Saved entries
######
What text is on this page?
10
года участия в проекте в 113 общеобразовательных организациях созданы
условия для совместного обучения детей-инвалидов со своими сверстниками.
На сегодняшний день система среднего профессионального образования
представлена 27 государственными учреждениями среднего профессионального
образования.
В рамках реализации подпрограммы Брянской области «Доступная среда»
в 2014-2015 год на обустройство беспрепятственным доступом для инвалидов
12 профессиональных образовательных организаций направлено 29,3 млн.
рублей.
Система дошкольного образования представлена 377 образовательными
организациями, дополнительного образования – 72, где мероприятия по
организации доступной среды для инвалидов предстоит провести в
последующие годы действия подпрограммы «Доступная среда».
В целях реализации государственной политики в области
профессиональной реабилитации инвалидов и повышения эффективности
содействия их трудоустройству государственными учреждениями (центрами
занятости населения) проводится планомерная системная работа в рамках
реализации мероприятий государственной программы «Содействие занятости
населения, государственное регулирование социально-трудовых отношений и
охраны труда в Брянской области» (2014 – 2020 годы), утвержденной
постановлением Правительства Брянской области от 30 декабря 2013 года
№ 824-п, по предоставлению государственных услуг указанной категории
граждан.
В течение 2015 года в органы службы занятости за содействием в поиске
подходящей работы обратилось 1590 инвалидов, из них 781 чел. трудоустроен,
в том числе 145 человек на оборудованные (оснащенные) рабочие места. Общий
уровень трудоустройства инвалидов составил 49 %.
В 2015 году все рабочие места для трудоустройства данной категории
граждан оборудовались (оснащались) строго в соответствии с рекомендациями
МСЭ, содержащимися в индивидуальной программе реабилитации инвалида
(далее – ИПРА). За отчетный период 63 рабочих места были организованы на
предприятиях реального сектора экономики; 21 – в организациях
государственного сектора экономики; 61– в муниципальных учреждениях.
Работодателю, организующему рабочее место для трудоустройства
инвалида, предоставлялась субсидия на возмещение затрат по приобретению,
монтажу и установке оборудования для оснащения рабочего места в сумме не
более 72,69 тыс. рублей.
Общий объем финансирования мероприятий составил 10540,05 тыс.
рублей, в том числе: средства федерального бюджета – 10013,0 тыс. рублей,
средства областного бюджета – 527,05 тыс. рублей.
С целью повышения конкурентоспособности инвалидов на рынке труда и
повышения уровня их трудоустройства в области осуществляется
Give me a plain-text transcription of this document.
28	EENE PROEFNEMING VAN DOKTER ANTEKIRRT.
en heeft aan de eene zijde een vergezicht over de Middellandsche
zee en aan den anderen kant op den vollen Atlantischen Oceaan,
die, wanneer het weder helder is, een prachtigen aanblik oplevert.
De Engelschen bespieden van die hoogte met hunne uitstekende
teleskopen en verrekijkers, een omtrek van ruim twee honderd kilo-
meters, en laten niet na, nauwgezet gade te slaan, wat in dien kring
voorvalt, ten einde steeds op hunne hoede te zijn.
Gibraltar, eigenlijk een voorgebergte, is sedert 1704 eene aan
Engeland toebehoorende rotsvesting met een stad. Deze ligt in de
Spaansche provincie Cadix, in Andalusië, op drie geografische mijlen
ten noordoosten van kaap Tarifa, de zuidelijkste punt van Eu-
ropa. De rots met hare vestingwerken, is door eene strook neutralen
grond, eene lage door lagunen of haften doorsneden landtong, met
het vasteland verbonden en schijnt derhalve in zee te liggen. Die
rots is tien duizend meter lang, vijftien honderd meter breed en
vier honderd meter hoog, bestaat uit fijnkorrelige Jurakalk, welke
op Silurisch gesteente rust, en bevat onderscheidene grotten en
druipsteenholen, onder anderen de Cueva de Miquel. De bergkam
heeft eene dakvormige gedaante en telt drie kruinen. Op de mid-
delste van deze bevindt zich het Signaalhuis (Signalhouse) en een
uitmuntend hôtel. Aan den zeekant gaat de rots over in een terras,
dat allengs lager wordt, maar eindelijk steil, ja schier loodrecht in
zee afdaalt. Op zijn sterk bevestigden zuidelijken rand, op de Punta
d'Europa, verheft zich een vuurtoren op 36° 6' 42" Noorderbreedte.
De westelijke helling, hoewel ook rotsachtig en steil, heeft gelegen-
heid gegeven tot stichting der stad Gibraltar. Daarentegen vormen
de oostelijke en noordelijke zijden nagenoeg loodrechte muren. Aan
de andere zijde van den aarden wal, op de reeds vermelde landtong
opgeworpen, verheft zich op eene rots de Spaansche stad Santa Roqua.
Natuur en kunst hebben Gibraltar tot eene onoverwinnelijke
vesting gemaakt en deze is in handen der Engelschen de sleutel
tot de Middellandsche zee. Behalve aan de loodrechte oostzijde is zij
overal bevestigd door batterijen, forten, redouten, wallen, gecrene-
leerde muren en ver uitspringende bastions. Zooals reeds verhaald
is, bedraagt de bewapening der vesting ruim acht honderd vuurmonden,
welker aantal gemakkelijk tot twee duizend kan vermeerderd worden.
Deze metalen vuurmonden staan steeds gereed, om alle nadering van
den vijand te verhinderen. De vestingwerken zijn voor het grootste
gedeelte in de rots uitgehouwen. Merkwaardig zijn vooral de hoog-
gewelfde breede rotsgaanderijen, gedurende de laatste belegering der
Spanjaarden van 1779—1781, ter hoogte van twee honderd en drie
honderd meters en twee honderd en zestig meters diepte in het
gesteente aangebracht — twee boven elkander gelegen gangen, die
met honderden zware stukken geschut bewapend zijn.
######
Problem description ->
Transcribe all of the entries without altering anything.

Correct response ->
What text is on this page?
10
года участия в проекте в 113 общеобразовательных организациях созданы
условия для совместного обучения детей-инвалидов со своими сверстниками.
На сегодняшний день система среднего профессионального образования
представлена 27 государственными учреждениями среднего профессионального
образования.
В рамках реализации подпрограммы Брянской области «Доступная среда»
в 2014-2015 год на обустройство беспрепятственным доступом для инвалидов
12 профессиональных образовательных организаций направлено 29,3 млн.
рублей.
Система дошкольного образования представлена 377 образовательными
организациями, дополнительного образования – 72, где мероприятия по
организации доступной среды для инвалидов предстоит провести в
последующие годы действия подпрограммы «Доступная среда».
В целях реализации государственной политики в области
профессиональной реабилитации инвалидов и повышения эффективности
содействия их трудоустройству государственными учреждениями (центрами
занятости населения) проводится планомерная системная работа в рамках
реализации мероприятий государственной программы «Содействие занятости
населения, государственное регулирование социально-трудовых отношений и
охраны труда в Брянской области» (2014 – 2020 годы), утвержденной
постановлением Правительства Брянской области от 30 декабря 2013 года
№ 824-п, по предоставлению государственных услуг указанной категории
граждан.
В течение 2015 года в органы службы занятости за содействием в поиске
подходящей работы обратилось 1590 инвалидов, из них 781 чел. трудоустроен,
в том числе 145 человек на оборудованные (оснащенные) рабочие места. Общий
уровень трудоустройства инвалидов составил 49 %.
В 2015 году все рабочие места для трудоустройства данной категории
граждан оборудовались (оснащались) строго в соответствии с рекомендациями
МСЭ, содержащимися в индивидуальной программе реабилитации инвалида
(далее – ИПРА). За отчетный период 63 рабочих места были организованы на
предприятиях реального сектора экономики; 21 – в организациях
государственного сектора экономики; 61– в муниципальных учреждениях.
Работодателю, организующему рабочее место для трудоустройства
инвалида, предоставлялась субсидия на возмещение затрат по приобретению,
монтажу и установке оборудования для оснащения рабочего места в сумме не
более 72,69 тыс. рублей.
Общий объем финансирования мероприятий составил 10540,05 тыс.
рублей, в том числе: средства федерального бюджета – 10013,0 тыс. рублей,
средства областного бюджета – 527,05 тыс. рублей.
С целью повышения конкурентоспособности инвалидов на рынке труда и
повышения уровня их трудоустройства в области осуществляется
Give me a plain-text transcription of this document.
28	EENE PROEFNEMING VAN DOKTER ANTEKIRRT.
en heeft aan de eene zijde een vergezicht over de Middellandsche
zee en aan den anderen kant op den vollen Atlantischen Oceaan,
die, wanneer het weder helder is, een prachtigen aanblik oplevert.
De Engelschen bespieden van die hoogte met hunne uitstekende
teleskopen en verrekijkers, een omtrek van ruim twee honderd kilo-
meters, en laten niet na, nauwgezet gade te slaan, wat in dien kring
voorvalt, ten einde steeds op hunne hoede te zijn.
Gibraltar, eigenlijk een voorgebergte, is sedert 1704 eene aan
Engeland toebehoorende rotsvesting met een stad. Deze ligt in de
Spaansche provincie Cadix, in Andalusië, op drie geografische mijlen
ten noordoosten van kaap Tarifa, de zuidelijkste punt van Eu-
ropa. De rots met hare vestingwerken, is door eene strook neutralen
grond, eene lage door lagunen of haften doorsneden landtong, met
het vasteland verbonden en schijnt derhalve in zee te liggen. Die
rots is tien duizend meter lang, vijftien honderd meter breed en
vier honderd meter hoog, bestaat uit fijnkorrelige Jurakalk, welke
op Silurisch gesteente rust, en bevat onderscheidene grotten en
druipsteenholen, onder anderen de Cueva de Miquel. De bergkam
heeft eene dakvormige gedaante en telt drie kruinen. Op de mid-
delste van deze bevindt zich het Signaalhuis (Signalhouse) en een
uitmuntend hôtel. Aan den zeekant gaat de rots over in een terras,
dat allengs lager wordt, maar eindelijk steil, ja schier loodrecht in
zee afdaalt. Op zijn sterk bevestigden zuidelijken rand, op de Punta
d'Europa, verheft zich een vuurtoren op 36° 6' 42" Noorderbreedte.
De westelijke helling, hoewel ook rotsachtig en steil, heeft gelegen-
heid gegeven tot stichting der stad Gibraltar. Daarentegen vormen
de oostelijke en noordelijke zijden nagenoeg loodrechte muren. Aan
de andere zijde van den aarden wal, op de reeds vermelde landtong
opgeworpen, verheft zich op eene rots de Spaansche stad Santa Roqua.
Natuur en kunst hebben Gibraltar tot eene onoverwinnelijke
vesting gemaakt en deze is in handen der Engelschen de sleutel
tot de Middellandsche zee. Behalve aan de loodrechte oostzijde is zij
overal bevestigd door batterijen, forten, redouten, wallen, gecrene-
leerde muren en ver uitspringende bastions. Zooals reeds verhaald
is, bedraagt de bewapening der vesting ruim acht honderd vuurmonden,
welker aantal gemakkelijk tot twee duizend kan vermeerderd worden.
Deze metalen vuurmonden staan steeds gereed, om alle nadering van
den vijand te verhinderen. De vestingwerken zijn voor het grootste
gedeelte in de rots uitgehouwen. Merkwaardig zijn vooral de hoog-
gewelfde breede rotsgaanderijen, gedurende de laatste belegering der
Spanjaarden van 1779—1781, ter hoogte van twee honderd en drie
honderd meters en twee honderd en zestig meters diepte in het
gesteente aangebracht — twee boven elkander gelegen gangen, die
met honderden zware stukken geschut bewapend zijn.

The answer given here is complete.